**DIRECTIONS FOR THIS TASK**
Copy each line below that includes "screenshot".
┄┄┄┄┄┄
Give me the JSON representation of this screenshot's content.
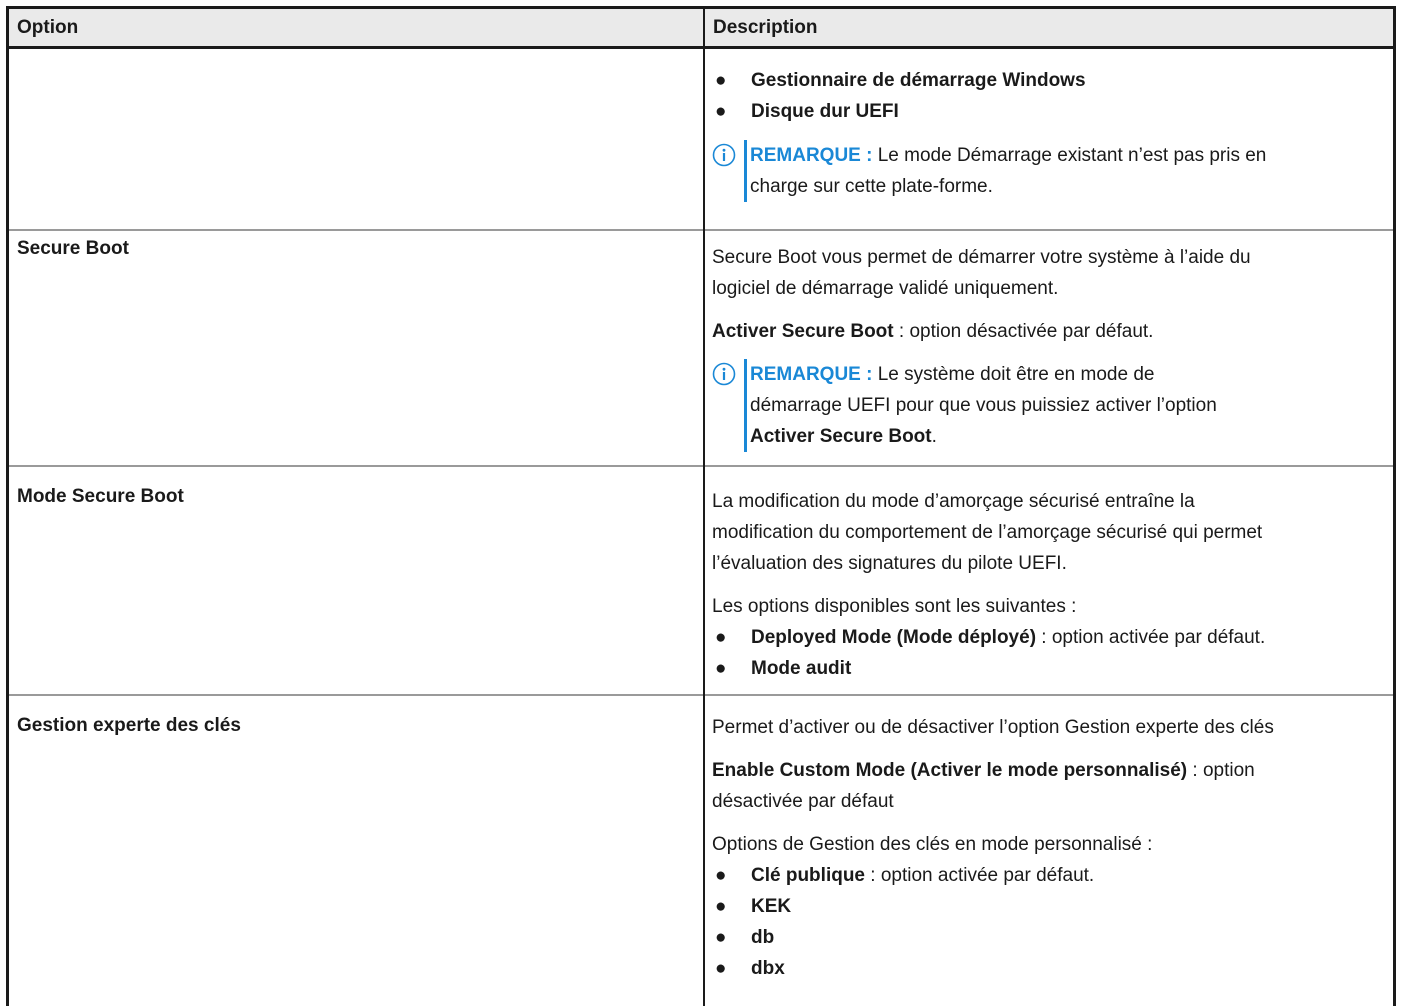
{
  "table": {
    "headers": {
      "option": "Option",
      "description": "Description"
    },
    "row0": {
      "bullets": [
        "Gestionnaire de démarrage Windows",
        "Disque dur UEFI"
      ],
      "note_label": "REMARQUE :",
      "note_line1": " Le mode Démarrage existant n’est pas pris en",
      "note_line2": "charge sur cette plate-forme."
    },
    "row1": {
      "option": "Secure Boot",
      "desc_line1": "Secure Boot vous permet de démarrer votre système à l’aide du",
      "desc_line2": "logiciel de démarrage validé uniquement.",
      "enable_bold": "Activer Secure Boot",
      "enable_rest": " : option désactivée par défaut.",
      "note_label": "REMARQUE :",
      "note_line1": " Le système doit être en mode de",
      "note_line2": "démarrage UEFI pour que vous puissiez activer l’option",
      "note_bold": "Activer Secure Boot",
      "note_end": "."
    },
    "row2": {
      "option": "Mode Secure Boot",
      "desc_line1": "La modification du mode d’amorçage sécurisé entraîne la",
      "desc_line2": "modification du comportement de l’amorçage sécurisé qui permet",
      "desc_line3": "l’évaluation des signatures du pilote UEFI.",
      "options_intro": "Les options disponibles sont les suivantes :",
      "item1_bold": "Deployed Mode (Mode déployé)",
      "item1_rest": " : option activée par défaut.",
      "item2_bold": "Mode audit"
    },
    "row3": {
      "option": "Gestion experte des clés",
      "desc_line1": "Permet d’activer ou de désactiver l’option Gestion experte des clés",
      "custom_bold": "Enable Custom Mode (Activer le mode personnalisé)",
      "custom_rest": " : option",
      "custom_line2": "désactivée par défaut",
      "options_intro": "Options de Gestion des clés en mode personnalisé :",
      "item1_bold": "Clé publique",
      "item1_rest": " : option activée par défaut.",
      "item2": "KEK",
      "item3": "db",
      "item4": "dbx"
    }
  },
  "colors": {
    "note_accent": "#1a88d6",
    "header_bg": "#eaeaea",
    "row_divider": "#9a9a9a"
  },
  "icons": {
    "note": "info-circle-icon",
    "bullet": "bullet-dot"
  }
}
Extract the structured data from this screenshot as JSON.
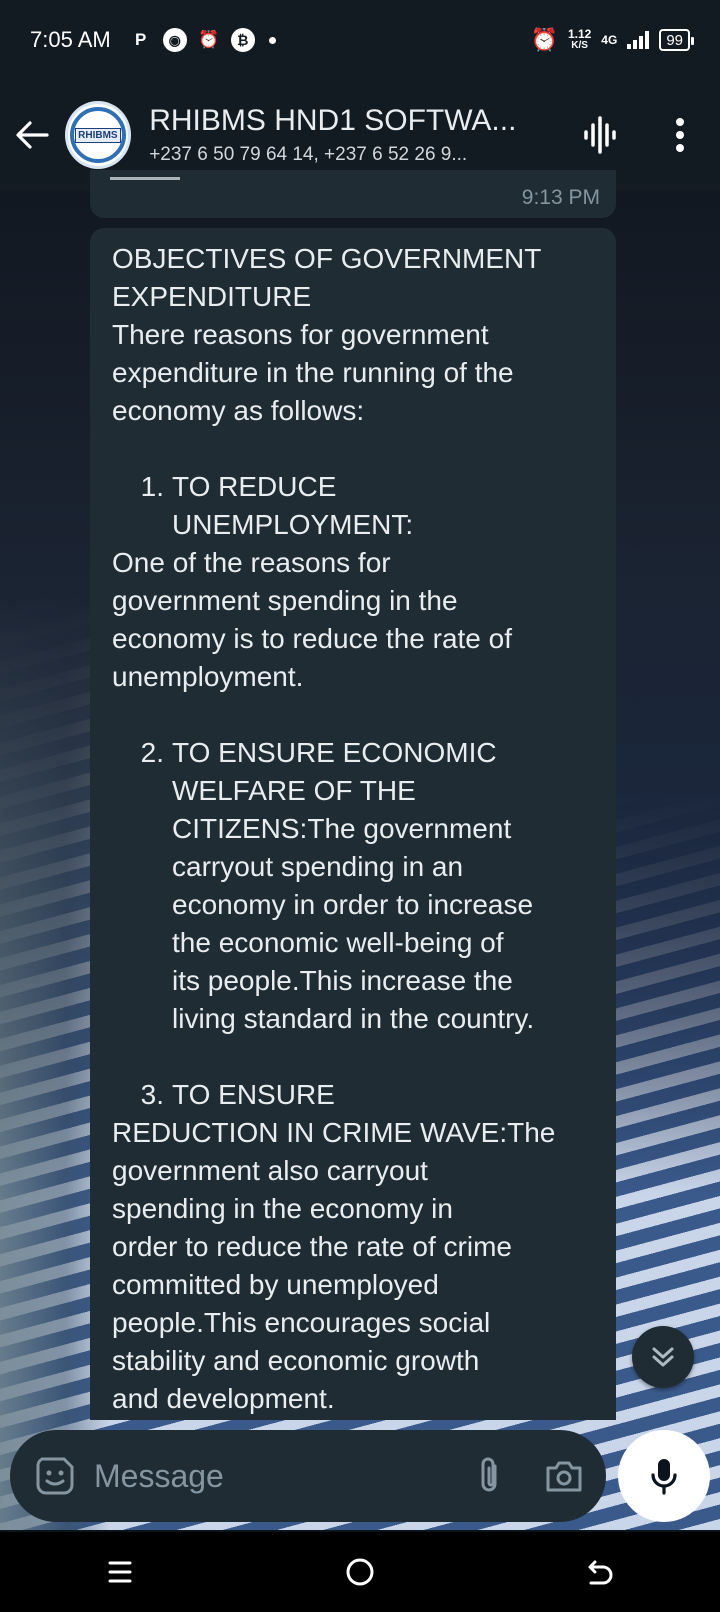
{
  "status_bar": {
    "time": "7:05 AM",
    "net_speed_value": "1.12",
    "net_speed_unit": "K/S",
    "network_type": "4G",
    "battery": "99",
    "icons": [
      "p-icon",
      "app-icon",
      "alarm-icon",
      "bitcoin-icon",
      "dot-icon",
      "alarm-clock-icon",
      "signal-icon",
      "battery-icon"
    ]
  },
  "header": {
    "title": "RHIBMS HND1 SOFTWA...",
    "subtitle": "+237 6 50 79 64 14, +237 6 52 26 9...",
    "avatar_text": "RHIBMS"
  },
  "previous_message": {
    "time": "9:13 PM"
  },
  "message": {
    "heading_1": "OBJECTIVES OF GOVERNMENT",
    "heading_2": "EXPENDITURE",
    "intro_1": "There reasons for government",
    "intro_2": "expenditure in the running of the",
    "intro_3": "economy as follows:",
    "item1_num": "1.",
    "item1_line1": "TO REDUCE",
    "item1_line2": "UNEMPLOYMENT:",
    "item1_body_1": "One of the reasons for",
    "item1_body_2": "government spending in the",
    "item1_body_3": "economy is to reduce the rate of",
    "item1_body_4": "unemployment.",
    "item2_num": "2.",
    "item2_line1": "TO ENSURE ECONOMIC",
    "item2_line2": "WELFARE OF THE",
    "item2_line3": "CITIZENS:The government",
    "item2_line4": "carryout spending in an",
    "item2_line5": "economy in order to increase",
    "item2_line6": "the economic well-being of",
    "item2_line7": "its people.This increase the",
    "item2_line8": "living standard in the country.",
    "item3_num": "3.",
    "item3_line1": "TO ENSURE",
    "item3_body_1": "REDUCTION IN CRIME WAVE:The",
    "item3_body_2": "government also carryout",
    "item3_body_3": "spending in the economy in",
    "item3_body_4": "order to reduce the rate of crime",
    "item3_body_5": "committed by unemployed",
    "item3_body_6": "people.This encourages social",
    "item3_body_7": "stability and economic growth",
    "item3_body_8": "and development."
  },
  "composer": {
    "placeholder": "Message"
  },
  "colors": {
    "bar_bg": "#121b22",
    "bubble_bg": "#1f2c34",
    "text": "#e9edef",
    "muted": "#8696a0"
  }
}
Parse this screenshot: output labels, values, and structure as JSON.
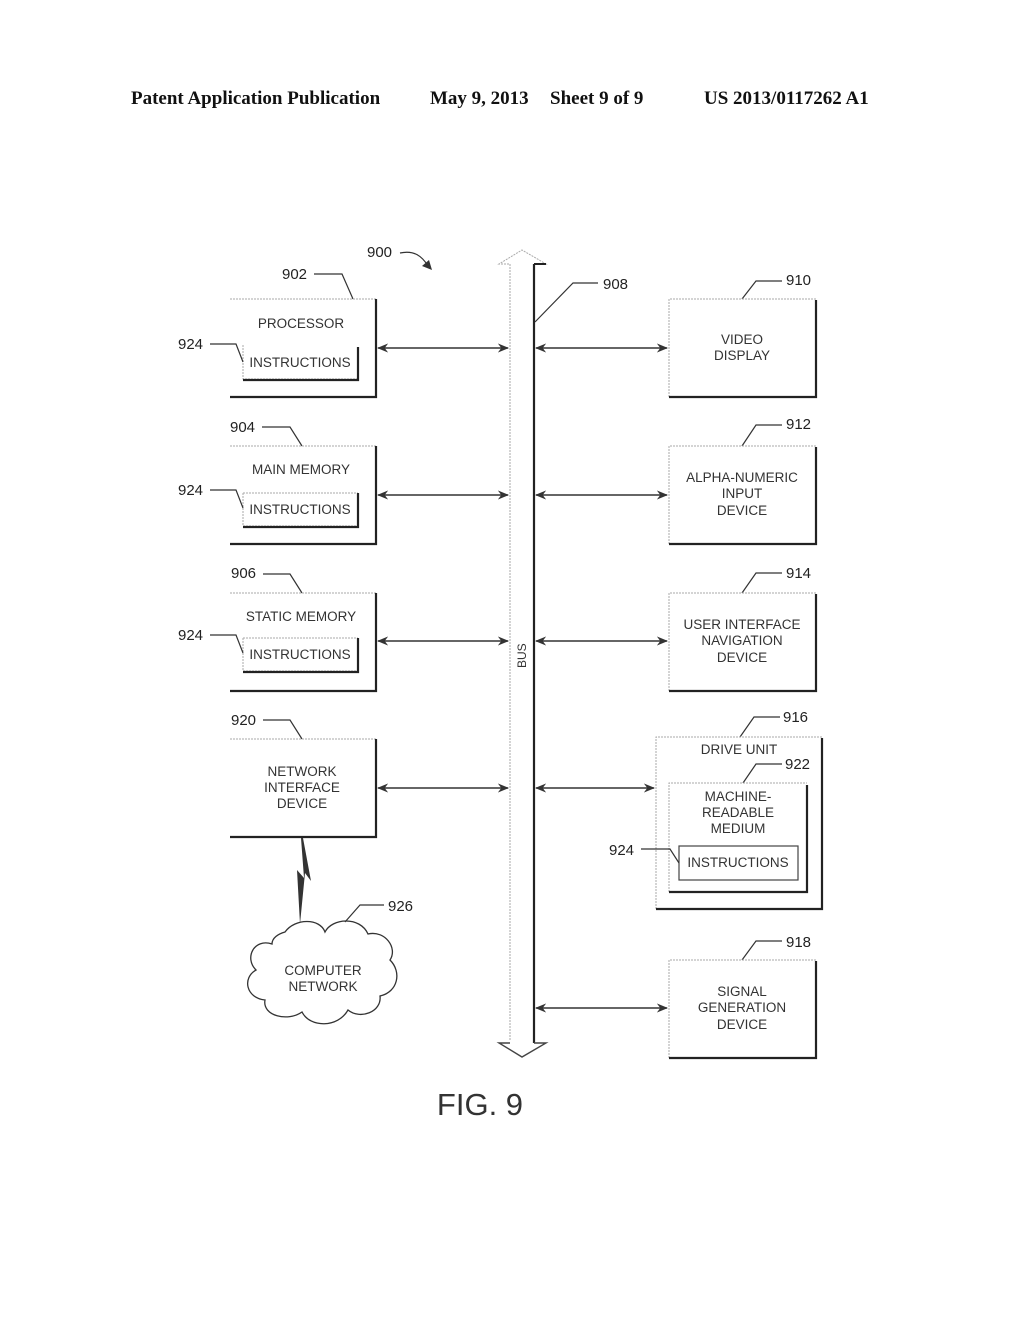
┄┄┄┄┄┄
**SOLVED EXERCISE**
Give me the JSON representation of this screenshot's content.
Extract the structured data from this screenshot as JSON.
Parse this screenshot: output labels, values, and structure as JSON.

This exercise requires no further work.